**INSTRUCTION:** Locate all lines with the word "JSON" and copy them out.
◇ ◇ ◇
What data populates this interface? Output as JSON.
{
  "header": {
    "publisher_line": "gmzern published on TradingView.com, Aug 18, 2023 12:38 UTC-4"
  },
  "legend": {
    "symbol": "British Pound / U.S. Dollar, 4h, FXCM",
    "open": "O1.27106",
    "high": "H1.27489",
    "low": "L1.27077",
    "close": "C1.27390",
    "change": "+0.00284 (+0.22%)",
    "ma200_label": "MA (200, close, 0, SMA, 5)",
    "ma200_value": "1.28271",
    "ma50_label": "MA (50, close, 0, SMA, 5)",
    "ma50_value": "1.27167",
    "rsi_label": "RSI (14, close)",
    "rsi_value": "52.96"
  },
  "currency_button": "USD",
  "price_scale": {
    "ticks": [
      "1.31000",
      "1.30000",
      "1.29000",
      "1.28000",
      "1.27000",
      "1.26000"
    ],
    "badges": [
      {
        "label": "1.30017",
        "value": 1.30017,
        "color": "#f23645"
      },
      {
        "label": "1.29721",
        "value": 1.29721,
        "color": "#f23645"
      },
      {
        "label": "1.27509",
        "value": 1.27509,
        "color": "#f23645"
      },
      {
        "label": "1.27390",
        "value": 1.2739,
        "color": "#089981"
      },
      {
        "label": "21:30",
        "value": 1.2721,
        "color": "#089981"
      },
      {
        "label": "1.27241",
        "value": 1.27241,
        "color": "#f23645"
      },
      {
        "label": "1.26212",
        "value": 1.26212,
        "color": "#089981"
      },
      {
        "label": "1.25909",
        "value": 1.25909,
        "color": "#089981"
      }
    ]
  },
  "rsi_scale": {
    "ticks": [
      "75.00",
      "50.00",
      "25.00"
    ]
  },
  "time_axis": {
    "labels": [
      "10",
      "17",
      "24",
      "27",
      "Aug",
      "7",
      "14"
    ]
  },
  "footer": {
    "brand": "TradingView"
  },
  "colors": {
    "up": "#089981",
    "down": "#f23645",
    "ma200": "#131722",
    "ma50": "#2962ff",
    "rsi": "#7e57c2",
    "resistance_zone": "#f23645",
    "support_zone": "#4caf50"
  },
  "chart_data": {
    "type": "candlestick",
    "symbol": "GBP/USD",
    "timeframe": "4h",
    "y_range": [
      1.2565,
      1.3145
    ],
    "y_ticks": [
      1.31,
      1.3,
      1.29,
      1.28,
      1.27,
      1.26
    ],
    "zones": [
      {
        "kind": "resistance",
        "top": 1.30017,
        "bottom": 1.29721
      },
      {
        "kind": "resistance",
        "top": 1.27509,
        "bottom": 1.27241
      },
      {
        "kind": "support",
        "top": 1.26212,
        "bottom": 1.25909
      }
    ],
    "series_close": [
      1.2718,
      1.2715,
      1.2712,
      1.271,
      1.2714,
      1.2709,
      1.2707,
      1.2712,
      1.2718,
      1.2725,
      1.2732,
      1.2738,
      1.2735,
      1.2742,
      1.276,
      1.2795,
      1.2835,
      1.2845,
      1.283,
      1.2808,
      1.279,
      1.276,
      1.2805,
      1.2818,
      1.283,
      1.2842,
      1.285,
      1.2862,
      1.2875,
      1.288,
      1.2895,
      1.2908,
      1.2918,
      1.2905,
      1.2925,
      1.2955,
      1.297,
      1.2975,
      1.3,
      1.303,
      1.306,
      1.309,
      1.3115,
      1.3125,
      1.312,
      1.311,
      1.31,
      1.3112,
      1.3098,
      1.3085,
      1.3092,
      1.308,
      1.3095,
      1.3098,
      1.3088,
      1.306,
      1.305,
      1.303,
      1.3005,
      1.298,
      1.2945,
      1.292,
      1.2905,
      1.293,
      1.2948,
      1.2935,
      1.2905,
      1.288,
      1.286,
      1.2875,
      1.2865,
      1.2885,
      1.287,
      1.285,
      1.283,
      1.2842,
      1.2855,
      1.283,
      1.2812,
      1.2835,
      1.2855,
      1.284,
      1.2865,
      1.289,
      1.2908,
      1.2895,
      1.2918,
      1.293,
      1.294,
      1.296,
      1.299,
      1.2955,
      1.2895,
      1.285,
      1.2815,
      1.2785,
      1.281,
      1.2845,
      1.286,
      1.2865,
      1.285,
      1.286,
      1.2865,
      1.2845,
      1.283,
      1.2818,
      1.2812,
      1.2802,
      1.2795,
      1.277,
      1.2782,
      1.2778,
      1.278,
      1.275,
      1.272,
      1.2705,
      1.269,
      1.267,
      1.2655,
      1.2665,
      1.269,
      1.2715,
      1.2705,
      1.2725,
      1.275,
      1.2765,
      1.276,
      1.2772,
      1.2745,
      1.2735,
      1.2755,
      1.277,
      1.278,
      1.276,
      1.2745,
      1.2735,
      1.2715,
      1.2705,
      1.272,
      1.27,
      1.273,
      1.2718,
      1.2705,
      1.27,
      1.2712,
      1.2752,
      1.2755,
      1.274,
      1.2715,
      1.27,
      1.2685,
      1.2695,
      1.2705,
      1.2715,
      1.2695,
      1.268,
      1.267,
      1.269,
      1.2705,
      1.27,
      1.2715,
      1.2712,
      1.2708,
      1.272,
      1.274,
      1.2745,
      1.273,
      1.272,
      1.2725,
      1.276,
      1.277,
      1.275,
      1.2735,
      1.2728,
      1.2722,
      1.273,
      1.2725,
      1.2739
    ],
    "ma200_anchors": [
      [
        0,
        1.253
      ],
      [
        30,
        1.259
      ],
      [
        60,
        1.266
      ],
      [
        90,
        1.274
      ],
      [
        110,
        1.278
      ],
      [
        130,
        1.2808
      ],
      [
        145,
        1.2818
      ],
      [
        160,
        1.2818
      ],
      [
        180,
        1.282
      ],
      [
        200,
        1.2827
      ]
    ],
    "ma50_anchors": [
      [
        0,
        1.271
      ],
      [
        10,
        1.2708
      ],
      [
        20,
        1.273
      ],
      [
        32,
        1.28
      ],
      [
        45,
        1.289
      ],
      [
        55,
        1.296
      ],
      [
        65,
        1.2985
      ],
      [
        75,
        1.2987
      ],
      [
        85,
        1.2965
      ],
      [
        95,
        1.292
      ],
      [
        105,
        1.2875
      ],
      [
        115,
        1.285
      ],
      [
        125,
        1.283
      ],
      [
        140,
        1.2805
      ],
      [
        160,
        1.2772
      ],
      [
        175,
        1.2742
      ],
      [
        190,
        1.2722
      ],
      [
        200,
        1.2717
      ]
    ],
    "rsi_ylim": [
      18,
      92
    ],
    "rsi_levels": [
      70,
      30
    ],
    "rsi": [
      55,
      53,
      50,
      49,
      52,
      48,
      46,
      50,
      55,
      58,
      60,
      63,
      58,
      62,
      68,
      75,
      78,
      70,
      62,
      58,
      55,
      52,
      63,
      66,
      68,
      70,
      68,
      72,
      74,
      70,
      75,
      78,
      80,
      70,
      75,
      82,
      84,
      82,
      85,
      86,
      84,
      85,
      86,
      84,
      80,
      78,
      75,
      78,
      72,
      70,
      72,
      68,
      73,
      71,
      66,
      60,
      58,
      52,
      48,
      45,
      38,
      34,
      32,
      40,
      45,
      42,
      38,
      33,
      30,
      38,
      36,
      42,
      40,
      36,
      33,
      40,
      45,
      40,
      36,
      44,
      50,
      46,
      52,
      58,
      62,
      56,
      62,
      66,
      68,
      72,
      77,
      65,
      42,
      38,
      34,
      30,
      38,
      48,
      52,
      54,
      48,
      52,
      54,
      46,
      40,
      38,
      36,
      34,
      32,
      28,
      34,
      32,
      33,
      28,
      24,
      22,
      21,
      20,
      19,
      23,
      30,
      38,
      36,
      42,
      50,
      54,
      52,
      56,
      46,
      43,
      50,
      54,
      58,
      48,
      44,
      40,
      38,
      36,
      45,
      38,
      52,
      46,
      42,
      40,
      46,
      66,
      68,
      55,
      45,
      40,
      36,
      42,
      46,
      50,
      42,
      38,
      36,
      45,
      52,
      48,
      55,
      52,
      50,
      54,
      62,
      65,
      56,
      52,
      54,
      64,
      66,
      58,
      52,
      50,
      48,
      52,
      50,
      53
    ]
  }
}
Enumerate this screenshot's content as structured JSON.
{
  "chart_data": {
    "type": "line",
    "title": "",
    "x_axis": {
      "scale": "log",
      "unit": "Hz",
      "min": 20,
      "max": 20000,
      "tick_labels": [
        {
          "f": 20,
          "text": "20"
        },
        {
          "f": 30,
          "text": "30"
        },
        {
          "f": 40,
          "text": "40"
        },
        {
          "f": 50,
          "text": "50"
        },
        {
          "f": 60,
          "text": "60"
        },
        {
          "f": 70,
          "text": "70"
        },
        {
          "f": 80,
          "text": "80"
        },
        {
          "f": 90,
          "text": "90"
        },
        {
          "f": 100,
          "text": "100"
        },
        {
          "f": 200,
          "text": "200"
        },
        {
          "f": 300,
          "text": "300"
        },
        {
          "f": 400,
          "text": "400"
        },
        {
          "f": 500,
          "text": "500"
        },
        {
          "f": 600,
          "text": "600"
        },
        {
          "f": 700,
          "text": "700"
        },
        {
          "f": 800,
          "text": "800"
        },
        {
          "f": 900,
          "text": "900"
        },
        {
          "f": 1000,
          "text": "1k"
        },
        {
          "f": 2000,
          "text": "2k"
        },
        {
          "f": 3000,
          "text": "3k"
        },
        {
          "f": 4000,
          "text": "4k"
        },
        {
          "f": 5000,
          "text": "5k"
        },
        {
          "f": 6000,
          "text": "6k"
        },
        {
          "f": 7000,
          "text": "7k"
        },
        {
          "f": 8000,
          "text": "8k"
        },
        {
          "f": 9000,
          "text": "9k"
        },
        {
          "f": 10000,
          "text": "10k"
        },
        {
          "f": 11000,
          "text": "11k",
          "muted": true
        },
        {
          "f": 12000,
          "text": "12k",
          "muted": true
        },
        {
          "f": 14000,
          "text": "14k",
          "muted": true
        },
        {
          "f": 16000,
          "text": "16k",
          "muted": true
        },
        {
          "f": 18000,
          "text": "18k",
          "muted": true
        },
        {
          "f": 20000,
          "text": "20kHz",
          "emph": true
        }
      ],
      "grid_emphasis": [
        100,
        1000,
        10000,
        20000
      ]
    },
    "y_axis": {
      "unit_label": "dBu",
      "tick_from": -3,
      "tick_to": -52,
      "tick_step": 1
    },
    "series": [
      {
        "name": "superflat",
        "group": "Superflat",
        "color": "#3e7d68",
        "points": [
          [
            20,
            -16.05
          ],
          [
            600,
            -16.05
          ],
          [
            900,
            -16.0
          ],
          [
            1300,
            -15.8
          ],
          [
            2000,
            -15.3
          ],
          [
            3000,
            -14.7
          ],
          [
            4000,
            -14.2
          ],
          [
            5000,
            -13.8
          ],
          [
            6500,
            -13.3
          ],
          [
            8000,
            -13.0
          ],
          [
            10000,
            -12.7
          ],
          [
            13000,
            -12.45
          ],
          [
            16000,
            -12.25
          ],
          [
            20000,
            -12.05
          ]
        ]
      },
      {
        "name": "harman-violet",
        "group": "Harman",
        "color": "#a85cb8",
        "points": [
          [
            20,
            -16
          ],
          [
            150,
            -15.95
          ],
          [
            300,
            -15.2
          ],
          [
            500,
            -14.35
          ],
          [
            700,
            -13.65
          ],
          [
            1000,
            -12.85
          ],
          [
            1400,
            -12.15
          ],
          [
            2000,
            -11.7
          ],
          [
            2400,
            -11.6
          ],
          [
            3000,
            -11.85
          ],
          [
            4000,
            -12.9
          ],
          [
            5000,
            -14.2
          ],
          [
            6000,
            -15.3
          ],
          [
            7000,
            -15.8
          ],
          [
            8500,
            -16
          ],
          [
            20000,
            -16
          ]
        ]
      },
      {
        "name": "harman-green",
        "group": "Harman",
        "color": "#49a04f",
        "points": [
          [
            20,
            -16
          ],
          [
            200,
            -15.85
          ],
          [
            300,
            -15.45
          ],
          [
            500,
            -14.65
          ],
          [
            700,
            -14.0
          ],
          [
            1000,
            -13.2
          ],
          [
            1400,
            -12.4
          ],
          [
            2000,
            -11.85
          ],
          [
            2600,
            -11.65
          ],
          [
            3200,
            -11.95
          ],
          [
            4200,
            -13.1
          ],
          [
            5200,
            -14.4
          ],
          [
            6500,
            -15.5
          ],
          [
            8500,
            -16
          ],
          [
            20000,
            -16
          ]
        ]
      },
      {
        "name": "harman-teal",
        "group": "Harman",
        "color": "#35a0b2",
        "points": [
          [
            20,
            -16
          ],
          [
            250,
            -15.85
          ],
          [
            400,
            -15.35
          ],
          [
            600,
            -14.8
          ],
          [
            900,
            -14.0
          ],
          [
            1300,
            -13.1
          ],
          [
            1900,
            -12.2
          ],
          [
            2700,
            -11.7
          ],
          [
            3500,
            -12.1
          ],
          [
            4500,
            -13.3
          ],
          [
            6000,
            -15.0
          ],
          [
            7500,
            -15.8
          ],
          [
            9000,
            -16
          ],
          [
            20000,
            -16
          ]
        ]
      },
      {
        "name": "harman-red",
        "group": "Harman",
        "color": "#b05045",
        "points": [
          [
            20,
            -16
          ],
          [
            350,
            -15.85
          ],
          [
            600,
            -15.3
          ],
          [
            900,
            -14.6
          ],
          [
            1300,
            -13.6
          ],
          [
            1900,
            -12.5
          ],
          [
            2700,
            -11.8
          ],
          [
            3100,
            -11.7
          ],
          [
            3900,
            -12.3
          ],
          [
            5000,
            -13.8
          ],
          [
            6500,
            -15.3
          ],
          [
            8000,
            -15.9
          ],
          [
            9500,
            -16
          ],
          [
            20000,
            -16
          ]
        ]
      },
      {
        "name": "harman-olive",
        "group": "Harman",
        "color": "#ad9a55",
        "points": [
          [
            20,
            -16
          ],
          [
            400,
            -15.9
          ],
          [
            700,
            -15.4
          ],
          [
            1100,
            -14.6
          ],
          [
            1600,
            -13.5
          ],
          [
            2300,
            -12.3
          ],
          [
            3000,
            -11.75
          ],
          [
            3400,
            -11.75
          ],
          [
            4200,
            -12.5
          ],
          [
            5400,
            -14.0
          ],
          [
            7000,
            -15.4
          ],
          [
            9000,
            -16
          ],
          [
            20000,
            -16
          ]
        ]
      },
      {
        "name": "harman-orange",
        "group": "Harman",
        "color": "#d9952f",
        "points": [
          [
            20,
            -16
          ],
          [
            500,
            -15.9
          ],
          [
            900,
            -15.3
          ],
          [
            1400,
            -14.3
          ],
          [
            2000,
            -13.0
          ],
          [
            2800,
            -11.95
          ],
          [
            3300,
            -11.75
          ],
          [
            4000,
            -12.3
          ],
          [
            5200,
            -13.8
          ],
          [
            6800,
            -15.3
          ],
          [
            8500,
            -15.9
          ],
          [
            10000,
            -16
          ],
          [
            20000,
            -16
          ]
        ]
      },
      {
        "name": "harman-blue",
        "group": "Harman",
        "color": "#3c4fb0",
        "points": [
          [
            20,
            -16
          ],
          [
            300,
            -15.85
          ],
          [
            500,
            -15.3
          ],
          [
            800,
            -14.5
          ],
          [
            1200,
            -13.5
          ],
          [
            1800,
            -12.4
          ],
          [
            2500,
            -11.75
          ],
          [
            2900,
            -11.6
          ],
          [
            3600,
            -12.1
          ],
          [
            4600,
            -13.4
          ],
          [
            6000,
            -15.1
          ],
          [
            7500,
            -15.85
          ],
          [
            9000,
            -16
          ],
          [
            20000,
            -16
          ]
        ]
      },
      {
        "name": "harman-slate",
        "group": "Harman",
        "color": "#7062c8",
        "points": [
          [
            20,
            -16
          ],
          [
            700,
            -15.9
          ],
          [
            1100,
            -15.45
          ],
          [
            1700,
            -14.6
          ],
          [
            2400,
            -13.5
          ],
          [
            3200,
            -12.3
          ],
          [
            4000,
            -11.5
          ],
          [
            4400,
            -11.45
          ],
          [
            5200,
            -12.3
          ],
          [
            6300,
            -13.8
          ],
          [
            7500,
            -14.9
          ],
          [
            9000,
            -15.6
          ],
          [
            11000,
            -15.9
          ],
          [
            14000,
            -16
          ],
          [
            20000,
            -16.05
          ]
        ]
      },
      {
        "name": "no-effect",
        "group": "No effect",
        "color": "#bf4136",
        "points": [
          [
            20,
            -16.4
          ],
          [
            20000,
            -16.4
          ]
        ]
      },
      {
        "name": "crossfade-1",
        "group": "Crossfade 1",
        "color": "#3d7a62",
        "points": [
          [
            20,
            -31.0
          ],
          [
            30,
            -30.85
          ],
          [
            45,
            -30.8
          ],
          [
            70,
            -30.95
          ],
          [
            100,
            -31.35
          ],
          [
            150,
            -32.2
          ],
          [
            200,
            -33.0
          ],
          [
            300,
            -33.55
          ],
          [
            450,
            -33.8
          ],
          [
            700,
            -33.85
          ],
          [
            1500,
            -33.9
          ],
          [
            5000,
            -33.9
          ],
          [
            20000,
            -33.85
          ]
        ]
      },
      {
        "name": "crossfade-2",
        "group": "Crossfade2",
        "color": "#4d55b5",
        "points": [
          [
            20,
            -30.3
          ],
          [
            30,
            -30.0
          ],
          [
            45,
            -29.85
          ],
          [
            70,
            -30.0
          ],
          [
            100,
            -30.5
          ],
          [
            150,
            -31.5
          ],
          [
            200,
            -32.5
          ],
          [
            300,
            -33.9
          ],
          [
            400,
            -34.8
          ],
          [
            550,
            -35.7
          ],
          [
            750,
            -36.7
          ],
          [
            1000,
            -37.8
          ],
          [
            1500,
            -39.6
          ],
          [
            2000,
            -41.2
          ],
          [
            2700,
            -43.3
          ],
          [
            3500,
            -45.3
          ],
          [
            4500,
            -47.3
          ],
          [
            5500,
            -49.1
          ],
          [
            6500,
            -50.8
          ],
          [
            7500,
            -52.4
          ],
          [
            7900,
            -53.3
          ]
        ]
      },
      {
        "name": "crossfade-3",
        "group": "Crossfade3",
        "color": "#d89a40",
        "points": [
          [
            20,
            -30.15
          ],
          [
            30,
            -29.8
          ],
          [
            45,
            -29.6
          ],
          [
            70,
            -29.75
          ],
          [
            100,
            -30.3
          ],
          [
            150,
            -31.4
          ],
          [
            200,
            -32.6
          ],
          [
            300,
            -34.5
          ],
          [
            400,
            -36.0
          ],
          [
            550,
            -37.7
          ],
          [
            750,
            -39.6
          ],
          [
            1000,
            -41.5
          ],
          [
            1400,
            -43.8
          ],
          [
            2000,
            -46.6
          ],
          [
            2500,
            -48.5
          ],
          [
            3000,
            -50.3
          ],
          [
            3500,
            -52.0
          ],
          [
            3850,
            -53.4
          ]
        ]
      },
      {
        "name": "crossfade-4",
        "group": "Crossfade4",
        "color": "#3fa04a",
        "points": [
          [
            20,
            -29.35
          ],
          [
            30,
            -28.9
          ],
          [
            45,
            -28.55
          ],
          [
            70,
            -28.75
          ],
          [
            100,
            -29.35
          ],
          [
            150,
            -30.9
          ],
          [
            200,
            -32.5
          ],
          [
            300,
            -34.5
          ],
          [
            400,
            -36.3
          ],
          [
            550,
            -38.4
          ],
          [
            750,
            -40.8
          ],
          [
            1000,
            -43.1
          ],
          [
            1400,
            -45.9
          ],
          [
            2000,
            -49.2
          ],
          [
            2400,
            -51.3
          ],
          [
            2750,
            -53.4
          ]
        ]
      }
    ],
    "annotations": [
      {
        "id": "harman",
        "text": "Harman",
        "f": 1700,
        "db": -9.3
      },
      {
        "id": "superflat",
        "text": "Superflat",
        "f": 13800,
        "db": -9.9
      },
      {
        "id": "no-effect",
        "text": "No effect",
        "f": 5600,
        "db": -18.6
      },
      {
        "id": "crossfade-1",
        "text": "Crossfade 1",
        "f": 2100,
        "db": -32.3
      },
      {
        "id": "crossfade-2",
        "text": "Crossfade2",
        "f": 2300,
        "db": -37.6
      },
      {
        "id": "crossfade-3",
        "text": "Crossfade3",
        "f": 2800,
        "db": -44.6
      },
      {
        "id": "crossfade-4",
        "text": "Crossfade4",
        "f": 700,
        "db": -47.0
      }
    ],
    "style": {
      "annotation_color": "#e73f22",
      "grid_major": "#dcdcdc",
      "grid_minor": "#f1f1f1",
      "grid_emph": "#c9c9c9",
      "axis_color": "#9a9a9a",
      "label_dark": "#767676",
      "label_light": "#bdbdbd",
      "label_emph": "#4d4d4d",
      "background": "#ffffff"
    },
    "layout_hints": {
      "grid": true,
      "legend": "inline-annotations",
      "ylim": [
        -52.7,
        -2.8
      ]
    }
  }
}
◇ ◇ ◇
**EXERCISE SOLUTION:**
What data populates this interface? Output as JSON.
Enumerate this screenshot's content as structured JSON.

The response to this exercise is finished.